**What is being asked:** Copy down every line where the string "strategii" shows up.

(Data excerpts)
▼

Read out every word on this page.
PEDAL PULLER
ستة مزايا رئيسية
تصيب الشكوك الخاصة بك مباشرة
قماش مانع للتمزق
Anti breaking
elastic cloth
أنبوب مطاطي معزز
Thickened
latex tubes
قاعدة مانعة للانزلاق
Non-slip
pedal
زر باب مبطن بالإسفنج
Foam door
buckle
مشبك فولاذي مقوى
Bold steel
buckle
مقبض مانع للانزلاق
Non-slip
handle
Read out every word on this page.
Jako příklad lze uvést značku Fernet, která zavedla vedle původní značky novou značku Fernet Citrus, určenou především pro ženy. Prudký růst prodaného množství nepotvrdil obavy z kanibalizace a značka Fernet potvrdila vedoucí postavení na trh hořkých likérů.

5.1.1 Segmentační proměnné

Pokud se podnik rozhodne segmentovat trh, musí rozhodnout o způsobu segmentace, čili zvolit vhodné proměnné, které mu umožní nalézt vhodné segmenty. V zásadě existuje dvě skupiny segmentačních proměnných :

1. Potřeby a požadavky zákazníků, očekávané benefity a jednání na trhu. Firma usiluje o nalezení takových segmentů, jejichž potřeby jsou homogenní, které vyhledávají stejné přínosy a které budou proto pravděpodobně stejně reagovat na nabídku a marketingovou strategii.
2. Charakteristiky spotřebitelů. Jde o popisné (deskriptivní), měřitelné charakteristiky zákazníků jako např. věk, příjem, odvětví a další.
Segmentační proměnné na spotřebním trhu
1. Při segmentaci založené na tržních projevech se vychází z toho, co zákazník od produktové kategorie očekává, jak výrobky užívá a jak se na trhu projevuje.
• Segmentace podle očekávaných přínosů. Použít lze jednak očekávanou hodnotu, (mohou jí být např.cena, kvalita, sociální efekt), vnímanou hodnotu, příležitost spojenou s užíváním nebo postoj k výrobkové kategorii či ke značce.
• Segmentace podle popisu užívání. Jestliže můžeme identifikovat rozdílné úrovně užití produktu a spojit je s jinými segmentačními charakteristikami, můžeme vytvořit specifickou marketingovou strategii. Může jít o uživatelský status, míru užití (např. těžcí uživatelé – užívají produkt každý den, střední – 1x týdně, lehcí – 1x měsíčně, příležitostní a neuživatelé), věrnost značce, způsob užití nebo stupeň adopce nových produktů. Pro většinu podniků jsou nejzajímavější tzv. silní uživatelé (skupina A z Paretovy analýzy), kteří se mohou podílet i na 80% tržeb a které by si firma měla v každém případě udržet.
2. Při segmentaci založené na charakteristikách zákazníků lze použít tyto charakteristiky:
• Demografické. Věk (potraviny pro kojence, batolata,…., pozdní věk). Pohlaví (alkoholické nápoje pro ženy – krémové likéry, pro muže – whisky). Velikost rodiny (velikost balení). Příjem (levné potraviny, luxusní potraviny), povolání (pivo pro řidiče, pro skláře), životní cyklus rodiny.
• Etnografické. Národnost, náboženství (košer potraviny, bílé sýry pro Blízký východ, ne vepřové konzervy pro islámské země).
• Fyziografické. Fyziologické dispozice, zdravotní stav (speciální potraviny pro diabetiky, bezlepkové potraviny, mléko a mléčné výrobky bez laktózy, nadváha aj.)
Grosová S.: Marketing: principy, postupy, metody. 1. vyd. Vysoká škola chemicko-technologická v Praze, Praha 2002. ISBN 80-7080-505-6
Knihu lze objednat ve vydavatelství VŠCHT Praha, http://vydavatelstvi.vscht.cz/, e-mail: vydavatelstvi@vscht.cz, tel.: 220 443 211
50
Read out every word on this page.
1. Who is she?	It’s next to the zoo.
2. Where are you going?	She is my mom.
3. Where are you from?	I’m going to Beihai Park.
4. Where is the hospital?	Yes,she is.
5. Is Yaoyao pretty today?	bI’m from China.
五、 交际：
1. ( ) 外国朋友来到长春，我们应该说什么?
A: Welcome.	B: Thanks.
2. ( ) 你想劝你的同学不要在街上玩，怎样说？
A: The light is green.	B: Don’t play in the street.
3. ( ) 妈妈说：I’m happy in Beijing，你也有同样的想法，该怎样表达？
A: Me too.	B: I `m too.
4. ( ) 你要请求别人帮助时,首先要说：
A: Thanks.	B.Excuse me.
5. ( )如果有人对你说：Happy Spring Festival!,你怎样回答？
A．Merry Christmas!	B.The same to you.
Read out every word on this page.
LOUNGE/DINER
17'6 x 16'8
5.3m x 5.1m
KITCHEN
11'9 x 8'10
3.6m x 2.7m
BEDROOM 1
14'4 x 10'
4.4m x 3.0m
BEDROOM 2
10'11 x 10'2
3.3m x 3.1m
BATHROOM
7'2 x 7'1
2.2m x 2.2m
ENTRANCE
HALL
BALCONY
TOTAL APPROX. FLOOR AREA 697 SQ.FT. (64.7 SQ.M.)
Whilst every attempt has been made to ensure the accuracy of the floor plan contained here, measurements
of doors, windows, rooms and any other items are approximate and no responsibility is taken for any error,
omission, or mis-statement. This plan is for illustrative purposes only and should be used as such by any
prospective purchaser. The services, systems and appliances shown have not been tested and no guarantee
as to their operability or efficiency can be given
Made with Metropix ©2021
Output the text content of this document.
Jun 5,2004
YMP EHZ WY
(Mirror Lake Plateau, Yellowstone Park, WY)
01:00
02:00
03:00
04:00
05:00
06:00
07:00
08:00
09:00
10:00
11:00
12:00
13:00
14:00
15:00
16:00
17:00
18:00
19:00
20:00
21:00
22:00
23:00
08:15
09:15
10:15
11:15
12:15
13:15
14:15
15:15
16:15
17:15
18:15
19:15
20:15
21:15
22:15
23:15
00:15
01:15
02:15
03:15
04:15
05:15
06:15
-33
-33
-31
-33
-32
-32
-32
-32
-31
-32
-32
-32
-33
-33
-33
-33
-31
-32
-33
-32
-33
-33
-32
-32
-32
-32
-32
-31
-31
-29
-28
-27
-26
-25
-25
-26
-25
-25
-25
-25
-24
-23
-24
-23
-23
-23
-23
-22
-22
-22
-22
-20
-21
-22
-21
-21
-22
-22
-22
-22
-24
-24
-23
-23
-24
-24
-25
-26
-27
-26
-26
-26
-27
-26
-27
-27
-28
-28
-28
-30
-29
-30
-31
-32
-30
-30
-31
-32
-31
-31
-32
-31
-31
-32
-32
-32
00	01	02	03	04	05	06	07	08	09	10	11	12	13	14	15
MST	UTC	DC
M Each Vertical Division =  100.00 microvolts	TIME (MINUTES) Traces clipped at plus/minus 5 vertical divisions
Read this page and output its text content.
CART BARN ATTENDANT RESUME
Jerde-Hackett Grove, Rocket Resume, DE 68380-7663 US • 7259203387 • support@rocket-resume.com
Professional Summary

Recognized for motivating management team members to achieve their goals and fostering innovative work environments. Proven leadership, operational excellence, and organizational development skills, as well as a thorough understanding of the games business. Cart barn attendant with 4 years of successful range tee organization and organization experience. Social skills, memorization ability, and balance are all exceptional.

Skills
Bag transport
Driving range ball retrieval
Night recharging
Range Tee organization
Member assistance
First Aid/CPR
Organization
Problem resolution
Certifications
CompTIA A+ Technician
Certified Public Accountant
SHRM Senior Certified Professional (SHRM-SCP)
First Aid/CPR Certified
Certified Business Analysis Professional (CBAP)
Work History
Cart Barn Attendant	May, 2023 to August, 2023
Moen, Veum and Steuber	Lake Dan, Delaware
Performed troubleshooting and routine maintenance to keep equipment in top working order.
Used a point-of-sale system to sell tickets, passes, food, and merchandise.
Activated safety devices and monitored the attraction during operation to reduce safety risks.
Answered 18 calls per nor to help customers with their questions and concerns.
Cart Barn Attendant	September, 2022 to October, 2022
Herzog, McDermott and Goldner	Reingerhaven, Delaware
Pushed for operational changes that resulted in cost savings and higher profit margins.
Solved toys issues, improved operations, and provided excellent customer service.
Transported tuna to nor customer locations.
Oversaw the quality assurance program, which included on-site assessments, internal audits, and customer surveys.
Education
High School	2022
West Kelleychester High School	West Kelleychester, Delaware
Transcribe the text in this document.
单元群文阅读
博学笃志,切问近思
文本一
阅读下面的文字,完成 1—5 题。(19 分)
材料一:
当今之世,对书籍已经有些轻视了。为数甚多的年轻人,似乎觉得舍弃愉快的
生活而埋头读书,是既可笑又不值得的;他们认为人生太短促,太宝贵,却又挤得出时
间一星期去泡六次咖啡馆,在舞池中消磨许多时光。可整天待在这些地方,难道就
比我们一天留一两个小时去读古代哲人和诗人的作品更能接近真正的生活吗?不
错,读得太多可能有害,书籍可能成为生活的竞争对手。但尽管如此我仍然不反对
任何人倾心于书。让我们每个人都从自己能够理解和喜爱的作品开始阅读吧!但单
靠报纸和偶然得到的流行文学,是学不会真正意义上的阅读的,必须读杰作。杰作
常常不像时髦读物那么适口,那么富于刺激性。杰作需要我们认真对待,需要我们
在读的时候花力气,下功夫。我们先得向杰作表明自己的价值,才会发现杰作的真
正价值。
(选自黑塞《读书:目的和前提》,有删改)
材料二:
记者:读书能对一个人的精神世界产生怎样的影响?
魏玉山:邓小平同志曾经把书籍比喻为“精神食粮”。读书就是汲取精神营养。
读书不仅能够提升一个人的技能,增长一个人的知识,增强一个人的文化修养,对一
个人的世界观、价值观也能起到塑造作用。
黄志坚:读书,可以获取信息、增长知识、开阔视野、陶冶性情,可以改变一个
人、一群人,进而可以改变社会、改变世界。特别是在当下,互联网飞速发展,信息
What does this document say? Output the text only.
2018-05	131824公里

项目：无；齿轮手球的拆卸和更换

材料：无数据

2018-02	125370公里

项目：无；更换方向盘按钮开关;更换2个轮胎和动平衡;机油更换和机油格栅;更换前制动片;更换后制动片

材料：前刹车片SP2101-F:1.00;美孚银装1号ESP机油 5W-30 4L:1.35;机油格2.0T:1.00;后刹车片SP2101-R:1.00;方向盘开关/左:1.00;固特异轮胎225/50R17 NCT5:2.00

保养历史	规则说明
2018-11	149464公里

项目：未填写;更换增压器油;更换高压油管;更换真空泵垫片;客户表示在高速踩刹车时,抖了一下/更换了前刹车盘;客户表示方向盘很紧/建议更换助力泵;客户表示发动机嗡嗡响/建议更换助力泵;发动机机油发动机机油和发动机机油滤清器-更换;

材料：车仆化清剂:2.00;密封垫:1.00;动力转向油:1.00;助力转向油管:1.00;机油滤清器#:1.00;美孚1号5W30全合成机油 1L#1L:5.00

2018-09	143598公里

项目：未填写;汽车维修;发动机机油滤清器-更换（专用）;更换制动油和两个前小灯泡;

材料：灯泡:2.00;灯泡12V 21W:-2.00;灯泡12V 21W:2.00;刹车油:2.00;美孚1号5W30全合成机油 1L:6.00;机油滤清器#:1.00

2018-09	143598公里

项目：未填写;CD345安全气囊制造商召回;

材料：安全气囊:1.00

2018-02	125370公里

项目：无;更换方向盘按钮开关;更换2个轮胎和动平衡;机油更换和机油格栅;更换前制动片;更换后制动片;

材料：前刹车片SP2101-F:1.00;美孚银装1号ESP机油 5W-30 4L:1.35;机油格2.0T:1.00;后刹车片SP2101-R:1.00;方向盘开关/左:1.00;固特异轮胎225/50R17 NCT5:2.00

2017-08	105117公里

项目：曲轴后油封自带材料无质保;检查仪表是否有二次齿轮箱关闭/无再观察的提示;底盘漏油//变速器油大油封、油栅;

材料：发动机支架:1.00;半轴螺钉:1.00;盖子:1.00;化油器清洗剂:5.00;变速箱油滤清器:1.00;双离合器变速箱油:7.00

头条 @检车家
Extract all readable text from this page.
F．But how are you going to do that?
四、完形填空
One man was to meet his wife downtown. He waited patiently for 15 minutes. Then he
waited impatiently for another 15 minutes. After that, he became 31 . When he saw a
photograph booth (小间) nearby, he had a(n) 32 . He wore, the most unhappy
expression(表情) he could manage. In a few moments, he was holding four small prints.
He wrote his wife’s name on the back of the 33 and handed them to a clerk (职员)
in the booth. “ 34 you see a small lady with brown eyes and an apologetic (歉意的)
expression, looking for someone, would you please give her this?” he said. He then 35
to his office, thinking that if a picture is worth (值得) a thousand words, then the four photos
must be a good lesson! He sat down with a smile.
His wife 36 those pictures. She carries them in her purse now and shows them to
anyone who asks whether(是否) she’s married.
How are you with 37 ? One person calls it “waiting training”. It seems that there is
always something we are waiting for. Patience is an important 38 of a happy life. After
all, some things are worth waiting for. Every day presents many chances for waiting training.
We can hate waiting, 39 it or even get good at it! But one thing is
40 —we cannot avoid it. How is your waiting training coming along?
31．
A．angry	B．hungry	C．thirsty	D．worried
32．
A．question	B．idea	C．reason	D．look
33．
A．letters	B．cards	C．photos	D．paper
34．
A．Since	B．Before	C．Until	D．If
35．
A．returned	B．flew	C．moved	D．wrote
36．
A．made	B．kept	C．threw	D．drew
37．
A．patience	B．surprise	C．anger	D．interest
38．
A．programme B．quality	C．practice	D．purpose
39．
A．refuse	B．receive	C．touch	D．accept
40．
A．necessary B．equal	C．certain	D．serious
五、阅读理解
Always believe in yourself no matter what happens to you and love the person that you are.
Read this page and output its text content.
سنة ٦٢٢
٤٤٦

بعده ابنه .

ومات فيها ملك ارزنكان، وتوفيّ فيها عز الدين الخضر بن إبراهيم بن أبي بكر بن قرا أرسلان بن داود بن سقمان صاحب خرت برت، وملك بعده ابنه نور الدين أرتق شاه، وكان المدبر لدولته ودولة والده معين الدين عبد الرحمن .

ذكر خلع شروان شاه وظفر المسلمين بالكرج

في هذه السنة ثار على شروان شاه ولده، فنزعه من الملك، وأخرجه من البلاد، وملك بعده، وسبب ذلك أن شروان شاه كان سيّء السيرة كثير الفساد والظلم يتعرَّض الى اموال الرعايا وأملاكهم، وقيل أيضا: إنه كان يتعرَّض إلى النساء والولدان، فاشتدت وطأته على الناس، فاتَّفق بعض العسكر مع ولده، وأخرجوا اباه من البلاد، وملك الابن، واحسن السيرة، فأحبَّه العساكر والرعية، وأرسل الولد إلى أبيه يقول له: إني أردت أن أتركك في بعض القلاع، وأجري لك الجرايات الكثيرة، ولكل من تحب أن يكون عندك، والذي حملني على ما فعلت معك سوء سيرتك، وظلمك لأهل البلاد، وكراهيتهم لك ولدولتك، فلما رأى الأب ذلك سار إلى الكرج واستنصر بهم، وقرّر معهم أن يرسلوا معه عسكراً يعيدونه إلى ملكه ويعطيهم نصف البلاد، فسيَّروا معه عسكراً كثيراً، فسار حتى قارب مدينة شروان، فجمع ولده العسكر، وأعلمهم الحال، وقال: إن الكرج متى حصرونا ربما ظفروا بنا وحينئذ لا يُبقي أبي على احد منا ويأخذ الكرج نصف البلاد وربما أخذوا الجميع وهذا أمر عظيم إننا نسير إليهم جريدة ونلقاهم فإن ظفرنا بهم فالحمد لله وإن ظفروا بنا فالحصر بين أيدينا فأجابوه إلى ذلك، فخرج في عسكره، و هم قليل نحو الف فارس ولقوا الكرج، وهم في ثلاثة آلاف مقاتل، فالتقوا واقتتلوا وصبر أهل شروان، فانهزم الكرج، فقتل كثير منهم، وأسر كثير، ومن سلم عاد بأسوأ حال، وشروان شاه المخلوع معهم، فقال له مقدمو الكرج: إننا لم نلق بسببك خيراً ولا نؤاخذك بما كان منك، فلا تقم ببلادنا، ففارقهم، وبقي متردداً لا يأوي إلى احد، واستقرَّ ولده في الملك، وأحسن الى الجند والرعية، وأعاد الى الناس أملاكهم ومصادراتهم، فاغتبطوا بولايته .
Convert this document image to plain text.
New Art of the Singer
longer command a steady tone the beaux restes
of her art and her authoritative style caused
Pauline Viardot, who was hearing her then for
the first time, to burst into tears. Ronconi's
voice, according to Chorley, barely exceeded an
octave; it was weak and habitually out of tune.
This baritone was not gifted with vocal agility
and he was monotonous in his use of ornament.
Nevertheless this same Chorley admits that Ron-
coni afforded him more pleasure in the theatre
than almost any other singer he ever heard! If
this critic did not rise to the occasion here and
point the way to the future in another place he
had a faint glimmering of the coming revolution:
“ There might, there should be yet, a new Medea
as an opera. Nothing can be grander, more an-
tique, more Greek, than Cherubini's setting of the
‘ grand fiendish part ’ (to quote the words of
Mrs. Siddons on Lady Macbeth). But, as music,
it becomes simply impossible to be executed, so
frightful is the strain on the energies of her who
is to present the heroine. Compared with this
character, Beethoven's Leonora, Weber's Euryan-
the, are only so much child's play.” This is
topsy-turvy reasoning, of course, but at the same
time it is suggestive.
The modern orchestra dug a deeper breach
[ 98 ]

▲

**Result of the task:**
1. Potřeby a požadavky zákazníků, očekávané benefity a jednání na trhu. Firma usiluje o nalezení takových segmentů, jejichž potřeby jsou homogenní, které vyhledávají stejné přínosy a které budou proto pravděpodobně stejně reagovat na nabídku a marketingovou strategii.
• Segmentace podle popisu užívání. Jestliže můžeme identifikovat rozdílné úrovně užití produktu a spojit je s jinými segmentačními charakteristikami, můžeme vytvořit specifickou marketingovou strategii. Může jít o uživatelský status, míru užití (např. těžcí uživatelé – užívají produkt každý den, střední – 1x týdně, lehcí – 1x měsíčně, příležitostní a neuživatelé), věrnost značce, způsob užití nebo stupeň adopce nových produktů. Pro většinu podniků jsou nejzajímavější tzv. silní uživatelé (skupina A z Paretovy analýzy), kteří se mohou podílet i na 80% tržeb a které by si firma měla v každém případě udržet.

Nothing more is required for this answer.